Write out the records beneath this line exactly as they appear, minus any images.

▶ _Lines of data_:
◇ ◇ ◇

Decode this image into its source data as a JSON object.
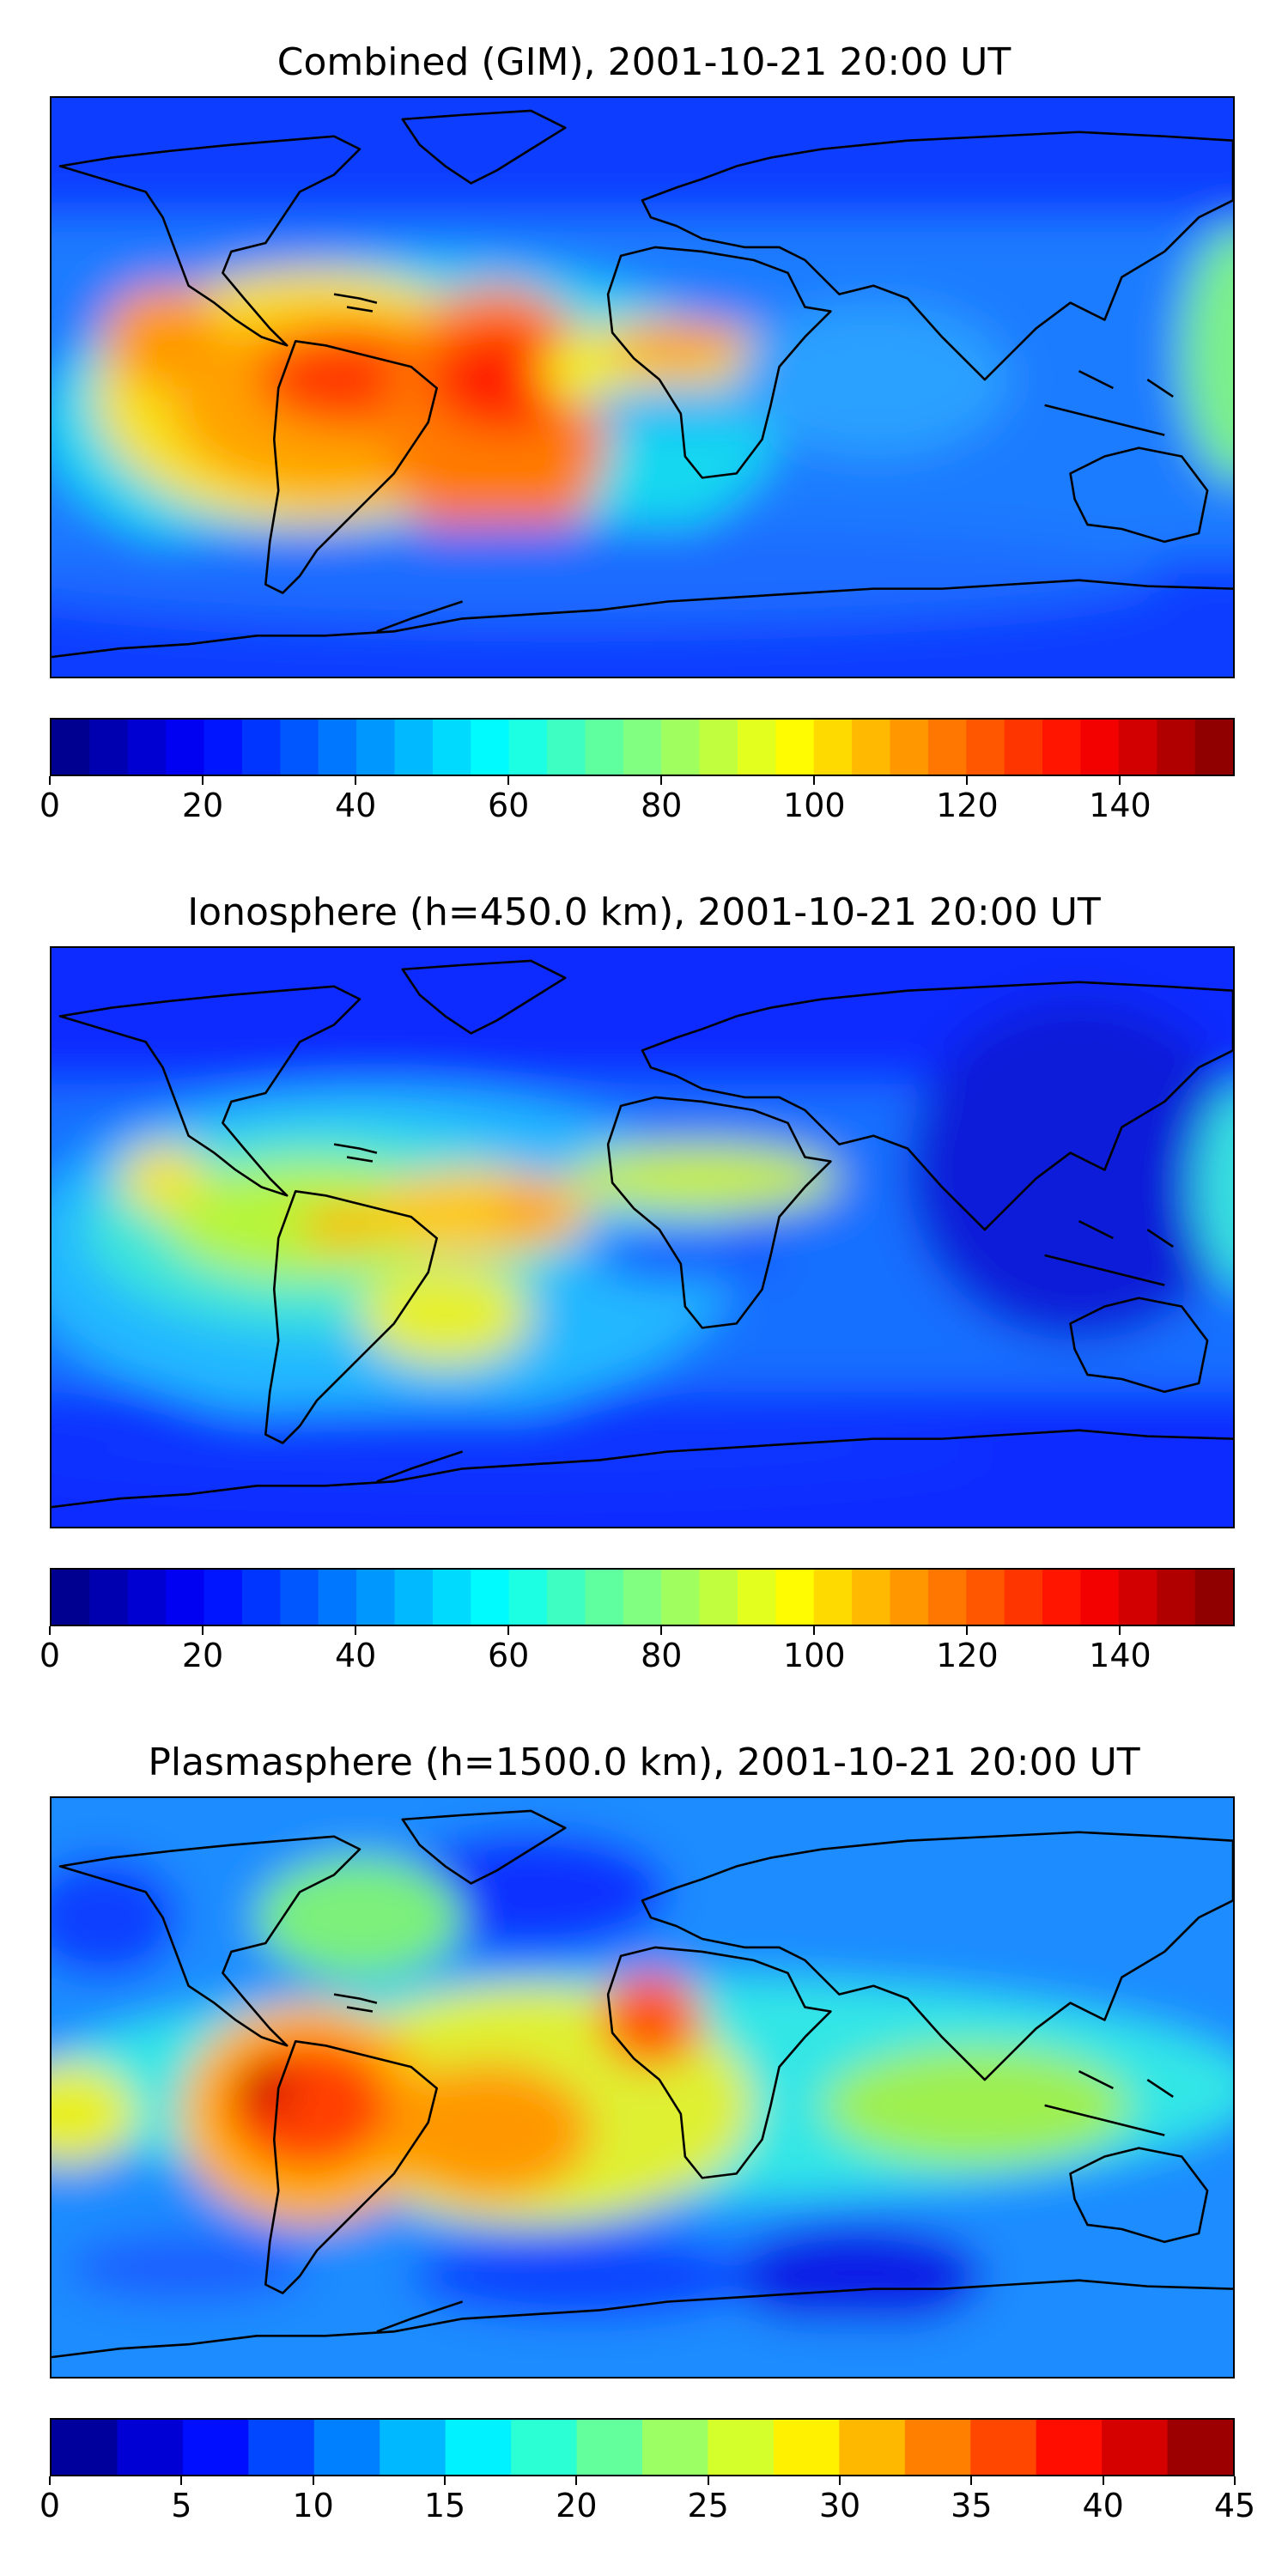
{
  "panels": [
    {
      "title": "Combined (GIM), 2001-10-21 20:00 UT",
      "colorbar": {
        "vmin": 0,
        "vmax": 155,
        "levels": 31,
        "ticks": [
          "0",
          "20",
          "40",
          "60",
          "80",
          "100",
          "120",
          "140"
        ]
      }
    },
    {
      "title": "Ionosphere  (h=450.0 km), 2001-10-21 20:00 UT",
      "colorbar": {
        "vmin": 0,
        "vmax": 155,
        "levels": 31,
        "ticks": [
          "0",
          "20",
          "40",
          "60",
          "80",
          "100",
          "120",
          "140"
        ]
      }
    },
    {
      "title": "Plasmasphere (h=1500.0 km), 2001-10-21 20:00 UT",
      "colorbar": {
        "vmin": 0,
        "vmax": 45,
        "levels": 18,
        "ticks": [
          "0",
          "5",
          "10",
          "15",
          "20",
          "25",
          "30",
          "35",
          "40",
          "45"
        ]
      }
    }
  ],
  "chart_data": [
    {
      "type": "heatmap",
      "title": "Combined (GIM), 2001-10-21 20:00 UT",
      "colormap": "jet",
      "value_range": [
        0,
        155
      ],
      "features": [
        {
          "region": "background",
          "value": 30
        },
        {
          "region": "northern-americas-band",
          "value": 60
        },
        {
          "region": "eastern-pacific-maximum",
          "value": 125
        },
        {
          "region": "south-america-maximum",
          "value": 130
        },
        {
          "region": "west-africa-maximum",
          "value": 110
        },
        {
          "region": "equatorial-atlantic-trough",
          "value": 65
        },
        {
          "region": "west-pacific-edge",
          "value": 75
        },
        {
          "region": "southern-band",
          "value": 45
        }
      ]
    },
    {
      "type": "heatmap",
      "title": "Ionosphere  (h=450.0 km), 2001-10-21 20:00 UT",
      "colormap": "jet",
      "value_range": [
        0,
        155
      ],
      "features": [
        {
          "region": "background",
          "value": 20
        },
        {
          "region": "eastern-pacific-crest",
          "value": 95
        },
        {
          "region": "south-america-crest",
          "value": 105
        },
        {
          "region": "west-africa-crest",
          "value": 90
        },
        {
          "region": "equatorial-atlantic-trough",
          "value": 30
        },
        {
          "region": "asia-pacific-minimum",
          "value": 8
        },
        {
          "region": "west-pacific-edge",
          "value": 60
        }
      ]
    },
    {
      "type": "heatmap",
      "title": "Plasmasphere (h=1500.0 km), 2001-10-21 20:00 UT",
      "colormap": "jet",
      "value_range": [
        0,
        45
      ],
      "features": [
        {
          "region": "background",
          "value": 16
        },
        {
          "region": "eastern-pacific-maximum",
          "value": 40
        },
        {
          "region": "south-america-maximum",
          "value": 35
        },
        {
          "region": "west-africa-maximum",
          "value": 36
        },
        {
          "region": "equatorial-band",
          "value": 26
        },
        {
          "region": "southern-indian-ocean-minimum",
          "value": 6
        },
        {
          "region": "north-atlantic-minimum",
          "value": 9
        }
      ]
    }
  ]
}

◇ ◇ ◇

▶ _Answer to the exercise_:
Decode this image into its source data as a JSON object.
{
  "panels": [
    {
      "title": "Combined (GIM), 2001-10-21 20:00 UT",
      "colorbar": {
        "vmin": 0,
        "vmax": 155,
        "levels": 31,
        "ticks": [
          "0",
          "20",
          "40",
          "60",
          "80",
          "100",
          "120",
          "140"
        ]
      }
    },
    {
      "title": "Ionosphere  (h=450.0 km), 2001-10-21 20:00 UT",
      "colorbar": {
        "vmin": 0,
        "vmax": 155,
        "levels": 31,
        "ticks": [
          "0",
          "20",
          "40",
          "60",
          "80",
          "100",
          "120",
          "140"
        ]
      }
    },
    {
      "title": "Plasmasphere (h=1500.0 km), 2001-10-21 20:00 UT",
      "colorbar": {
        "vmin": 0,
        "vmax": 45,
        "levels": 18,
        "ticks": [
          "0",
          "5",
          "10",
          "15",
          "20",
          "25",
          "30",
          "35",
          "40",
          "45"
        ]
      }
    }
  ],
  "chart_data": [
    {
      "type": "heatmap",
      "title": "Combined (GIM), 2001-10-21 20:00 UT",
      "colormap": "jet",
      "value_range": [
        0,
        155
      ],
      "features": [
        {
          "region": "background",
          "value": 30
        },
        {
          "region": "northern-americas-band",
          "value": 60
        },
        {
          "region": "eastern-pacific-maximum",
          "value": 125
        },
        {
          "region": "south-america-maximum",
          "value": 130
        },
        {
          "region": "west-africa-maximum",
          "value": 110
        },
        {
          "region": "equatorial-atlantic-trough",
          "value": 65
        },
        {
          "region": "west-pacific-edge",
          "value": 75
        },
        {
          "region": "southern-band",
          "value": 45
        }
      ]
    },
    {
      "type": "heatmap",
      "title": "Ionosphere  (h=450.0 km), 2001-10-21 20:00 UT",
      "colormap": "jet",
      "value_range": [
        0,
        155
      ],
      "features": [
        {
          "region": "background",
          "value": 20
        },
        {
          "region": "eastern-pacific-crest",
          "value": 95
        },
        {
          "region": "south-america-crest",
          "value": 105
        },
        {
          "region": "west-africa-crest",
          "value": 90
        },
        {
          "region": "equatorial-atlantic-trough",
          "value": 30
        },
        {
          "region": "asia-pacific-minimum",
          "value": 8
        },
        {
          "region": "west-pacific-edge",
          "value": 60
        }
      ]
    },
    {
      "type": "heatmap",
      "title": "Plasmasphere (h=1500.0 km), 2001-10-21 20:00 UT",
      "colormap": "jet",
      "value_range": [
        0,
        45
      ],
      "features": [
        {
          "region": "background",
          "value": 16
        },
        {
          "region": "eastern-pacific-maximum",
          "value": 40
        },
        {
          "region": "south-america-maximum",
          "value": 35
        },
        {
          "region": "west-africa-maximum",
          "value": 36
        },
        {
          "region": "equatorial-band",
          "value": 26
        },
        {
          "region": "southern-indian-ocean-minimum",
          "value": 6
        },
        {
          "region": "north-atlantic-minimum",
          "value": 9
        }
      ]
    }
  ]
}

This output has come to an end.